### Excerto
O primeiro-ministro desvaloriza a contestação da CGTP-IN e do Bloco de Esquerda à agenda da Cimeira Social, que se realiza esta sexta-feira, no Porto, e destaca que a reunião europeia estará centrada na vida das pessoas, sobretudo no emprego.
Esta posição foi defendida por António Costa em entrevista à Lusa, depois de confrontado com eventos paralelos que foram marcados pela CGTP-IN e Bloco de Esquerda, também para o Porto, por ocasião desta cimeira que tem como objetivo desenvolver o Pilar Social Europeu.
O líder do Executivo nega a existência de qualquer contradição entre a política social seguida pelo seu Governo em Portugal e aquilo que agora é proposto no âmbito da presidência portuguesa do Conselho da União Europeia (UE).
Já sobre as ações agendadas pelo Bloco de Esquerda e CGTP-IN, o primeiro-ministro argumenta que "uma das grandes vantagens da democracia é existirem visões diferentes sobre o que é necessário fazer, visões diferentes sobre a legislação do trabalho, visões diferentes sobre a evolução da economia e sobre as políticas económicas".
"Isso é normal e legítimo em democracia e a democracia não se suspende porque há uma cimeira europeia. Portanto, é natural que cada partido diga o que tem de dizer. É sabido, aliás, que a CGTP-IN não é propriamente uma central sindical muito pró-europeia. E o Bloco de Esquerda integra um grupo europeu que faz parte de uma oposição no Parlamento Europeu ao atual executivo comunitário. Portanto, aí não vejo qualquer surpresa nem qualquer alteração", remata.
Em seguida, o primeiro-ministro procura justificar o caráter especial que a presidência portuguesa atribui à reunião europeia no Porto, dizendo que as cimeiras se dedicam "habitualmente a coisas bastante abstratas".
"Desta vez, temos uma cimeira que está concentrada sobre algo que tem a ver com a vida do dia a dia das pessoas, como é que vai ser o seu emprego no futuro, quais vão ser as condições que têm para poderem transitar de emprego, como vão ter acesso a formação que lhes garanta poderem ter mais e melhor emprego, como vão ver assegurada a proteção social em caso de perda de emprego", advoga.

### Segmento de dados

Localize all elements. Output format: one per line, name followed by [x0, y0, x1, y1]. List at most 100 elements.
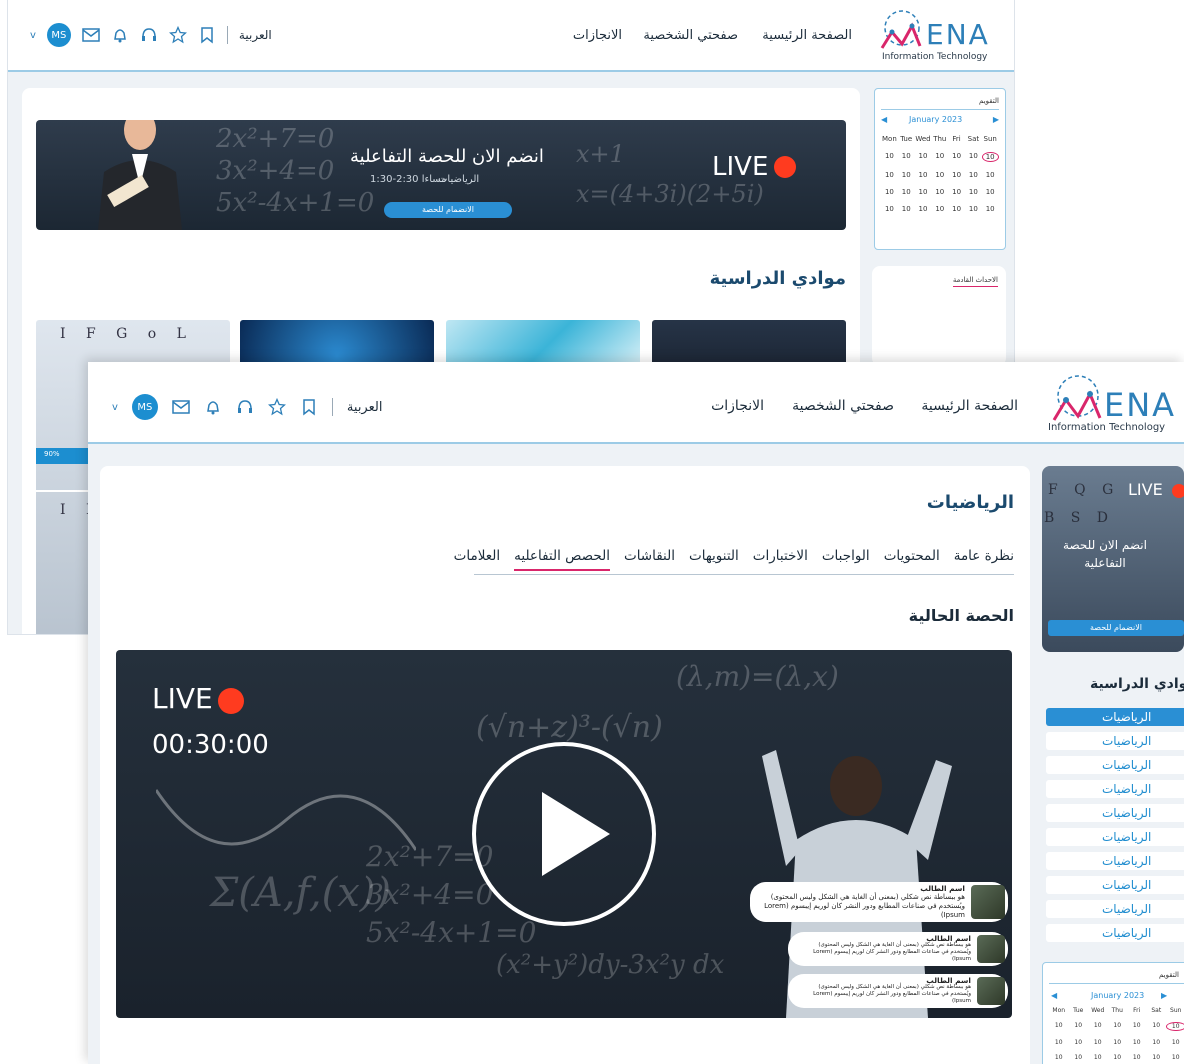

### Instruções do exercício
Prossiga o texto sobre a Cimeira Social do Porto a partir da última frase apresentada.

### Resposta do exercício
António Costa assinala depois que, caso se analise o plano de ação dos direitos sociais que estará em discussão na Cimeira Social, este documento "tem a dimensão laboral, a do combate à pobreza, e tem as dimensões que têm a ver com a política de habitação e com o acesso à habitação a preços acessíveis".
"Tem a ver com uma política europeia de integração dos sem-abrigo. E, sobretudo, um foco muito grande na importância decisiva de responder às necessidades das novas gerações", indica.
Segundo o primeiro-ministro, em toda a Europa, registam-se "taxas inaceitáveis de desemprego juvenil, níveis de precarização e de desregulação do trabalho das novas gerações e dificuldades de acesso à habitação".
"E essa é a maior ameaça à dinâmica demográfica na Europa. Os populistas gostam de dizer que a grande ameaça demográfica à Europa é a imigração. Mas a maior ameaça demográfica ao futuro da Europa é, de facto, a ausência de condições para as jovens gerações se poderem autonomizar e terem a liberdade de construir a sua própria vida", contrapõe.
Nesta entrevista, o primeiro-ministro recorre igualmente às razões que estiveram na origem dos protestos por parte dos 'gilets jaunes' [coletes amarelos] em França para sustentar a sua tese.
"Em França, começou quando o Presidente [Emmanuel] Macron adotou um conjunto de medidas fiscais para desincentivar a utilização de combustíveis fósseis. Toda a gente aplaude a Greta [Thunberg], os grandes movimentos ambientalistas, mas depois nós não podemos esquecer que essa transição também tem custos para pessoas. E nós estamos a ver", adverte.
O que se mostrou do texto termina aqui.